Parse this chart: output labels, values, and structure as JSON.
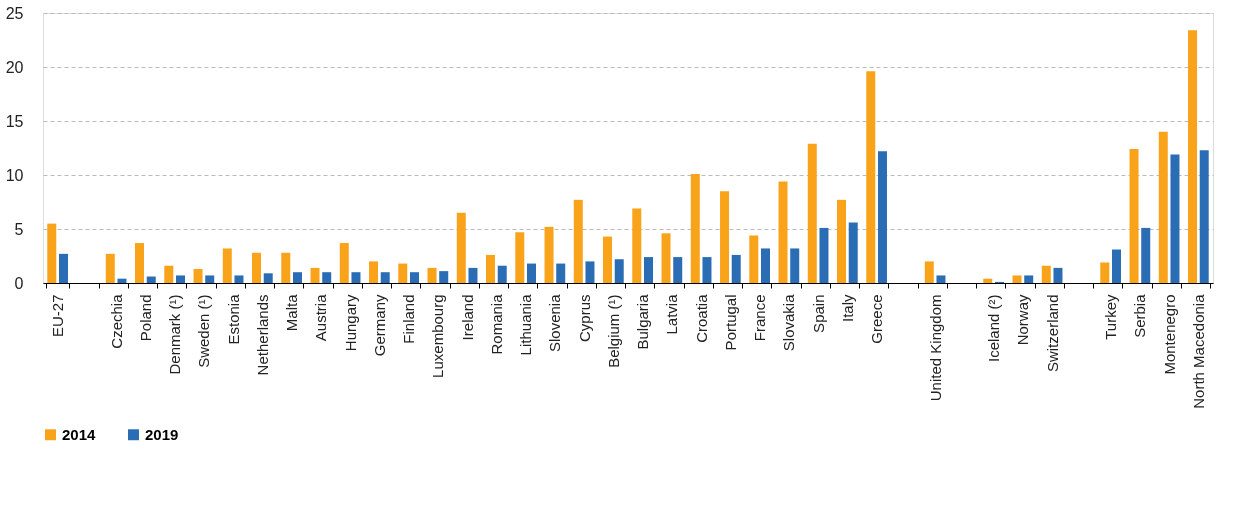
{
  "chart_data": {
    "type": "bar",
    "categories": [
      "EU-27",
      null,
      "Czechia",
      "Poland",
      "Denmark (¹)",
      "Sweden (¹)",
      "Estonia",
      "Netherlands",
      "Malta",
      "Austria",
      "Hungary",
      "Germany",
      "Finland",
      "Luxembourg",
      "Ireland",
      "Romania",
      "Lithuania",
      "Slovenia",
      "Cyprus",
      "Belgium (¹)",
      "Bulgaria",
      "Latvia",
      "Croatia",
      "Portugal",
      "France",
      "Slovakia",
      "Spain",
      "Italy",
      "Greece",
      null,
      "United Kingdom",
      null,
      "Iceland (²)",
      "Norway",
      "Switzerland",
      null,
      "Turkey",
      "Serbia",
      "Montenegro",
      "North Macedonia"
    ],
    "series": [
      {
        "name": "2014",
        "color": "#f9a31b",
        "values": [
          5.5,
          null,
          2.7,
          3.7,
          1.6,
          1.3,
          3.2,
          2.8,
          2.8,
          1.4,
          3.7,
          2.0,
          1.8,
          1.4,
          6.5,
          2.6,
          4.7,
          5.2,
          7.7,
          4.3,
          6.9,
          4.6,
          10.1,
          8.5,
          4.4,
          9.4,
          12.9,
          7.7,
          19.6,
          null,
          2.0,
          null,
          0.4,
          0.7,
          1.6,
          null,
          1.9,
          12.4,
          14.0,
          23.4
        ]
      },
      {
        "name": "2019",
        "color": "#2a6db5",
        "values": [
          2.7,
          null,
          0.4,
          0.6,
          0.7,
          0.7,
          0.7,
          0.9,
          1.0,
          1.0,
          1.0,
          1.0,
          1.0,
          1.1,
          1.4,
          1.6,
          1.8,
          1.8,
          2.0,
          2.2,
          2.4,
          2.4,
          2.4,
          2.6,
          3.2,
          3.2,
          5.1,
          5.6,
          12.2,
          null,
          0.7,
          null,
          0.1,
          0.7,
          1.4,
          null,
          3.1,
          5.1,
          11.9,
          12.3
        ]
      }
    ],
    "ylim": [
      0,
      25
    ],
    "yticks": [
      0,
      5,
      10,
      15,
      20,
      25
    ],
    "grid": "y",
    "legend": "bottom"
  }
}
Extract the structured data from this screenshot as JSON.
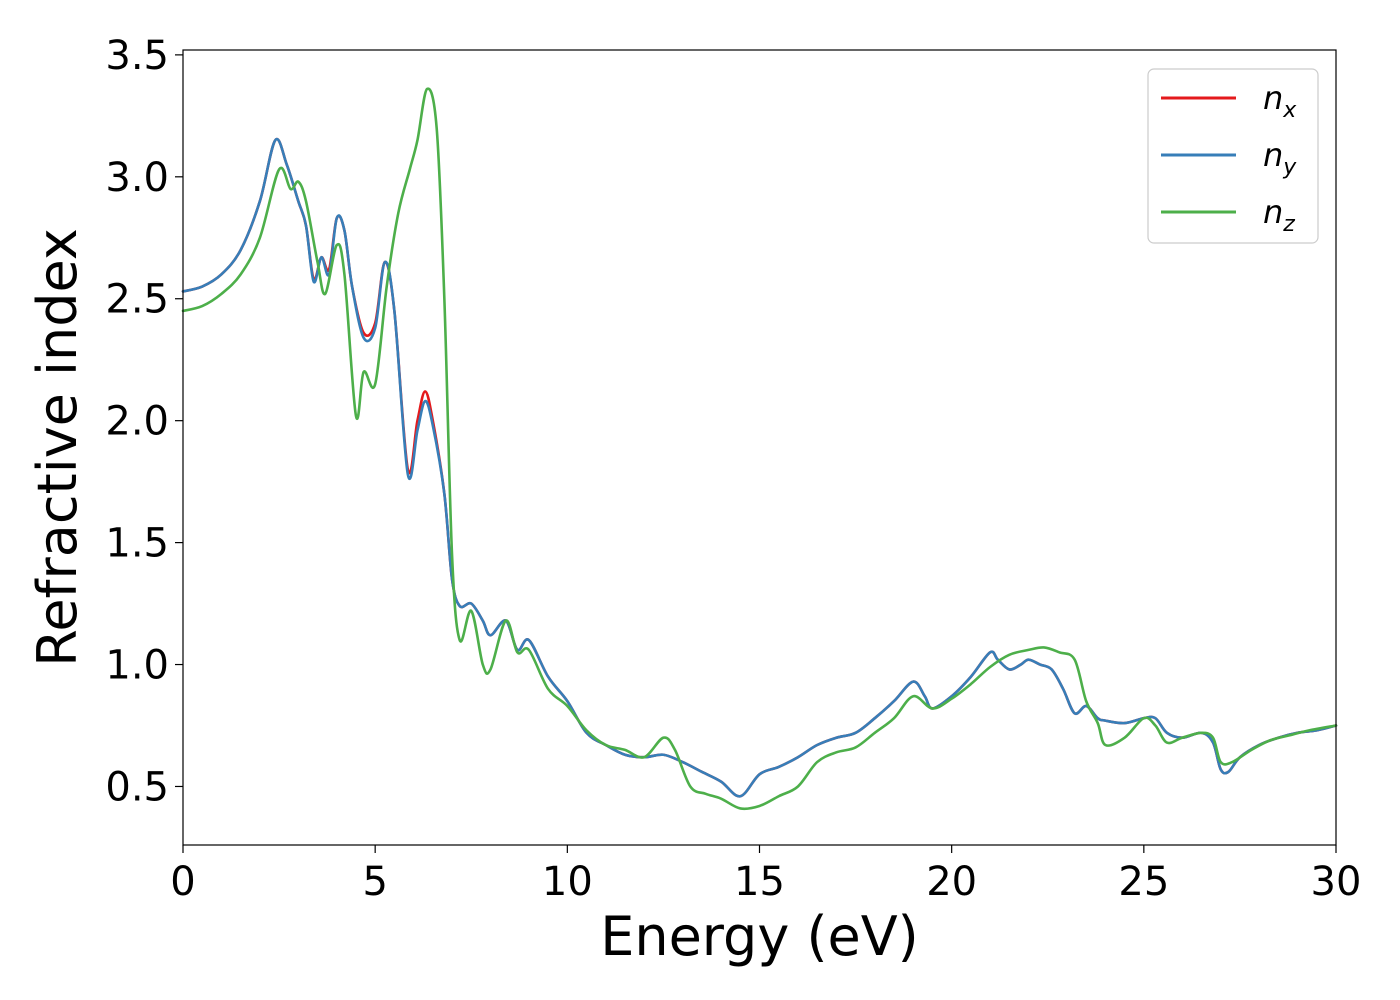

**EXERCISE INSTRUCTIONS:** Without the pictures, extract every entry verbatim.

**WRITTEN ANSWER:**
Parse this chart: output labels, values, and structure as JSON.
{
  "chart_data": {
    "type": "bar",
    "categories": [
      "EU-27",
      null,
      "Czechia",
      "Poland",
      "Denmark (¹)",
      "Sweden (¹)",
      "Estonia",
      "Netherlands",
      "Malta",
      "Austria",
      "Hungary",
      "Germany",
      "Finland",
      "Luxembourg",
      "Ireland",
      "Romania",
      "Lithuania",
      "Slovenia",
      "Cyprus",
      "Belgium (¹)",
      "Bulgaria",
      "Latvia",
      "Croatia",
      "Portugal",
      "France",
      "Slovakia",
      "Spain",
      "Italy",
      "Greece",
      null,
      "United Kingdom",
      null,
      "Iceland (²)",
      "Norway",
      "Switzerland",
      null,
      "Turkey",
      "Serbia",
      "Montenegro",
      "North Macedonia"
    ],
    "series": [
      {
        "name": "2014",
        "color": "#f9a31b",
        "values": [
          5.5,
          null,
          2.7,
          3.7,
          1.6,
          1.3,
          3.2,
          2.8,
          2.8,
          1.4,
          3.7,
          2.0,
          1.8,
          1.4,
          6.5,
          2.6,
          4.7,
          5.2,
          7.7,
          4.3,
          6.9,
          4.6,
          10.1,
          8.5,
          4.4,
          9.4,
          12.9,
          7.7,
          19.6,
          null,
          2.0,
          null,
          0.4,
          0.7,
          1.6,
          null,
          1.9,
          12.4,
          14.0,
          23.4
        ]
      },
      {
        "name": "2019",
        "color": "#2a6db5",
        "values": [
          2.7,
          null,
          0.4,
          0.6,
          0.7,
          0.7,
          0.7,
          0.9,
          1.0,
          1.0,
          1.0,
          1.0,
          1.0,
          1.1,
          1.4,
          1.6,
          1.8,
          1.8,
          2.0,
          2.2,
          2.4,
          2.4,
          2.4,
          2.6,
          3.2,
          3.2,
          5.1,
          5.6,
          12.2,
          null,
          0.7,
          null,
          0.1,
          0.7,
          1.4,
          null,
          3.1,
          5.1,
          11.9,
          12.3
        ]
      }
    ],
    "ylim": [
      0,
      25
    ],
    "yticks": [
      0,
      5,
      10,
      15,
      20,
      25
    ],
    "grid": "y",
    "legend": "bottom"
  }
}
Extract the structured data from this screenshot as JSON.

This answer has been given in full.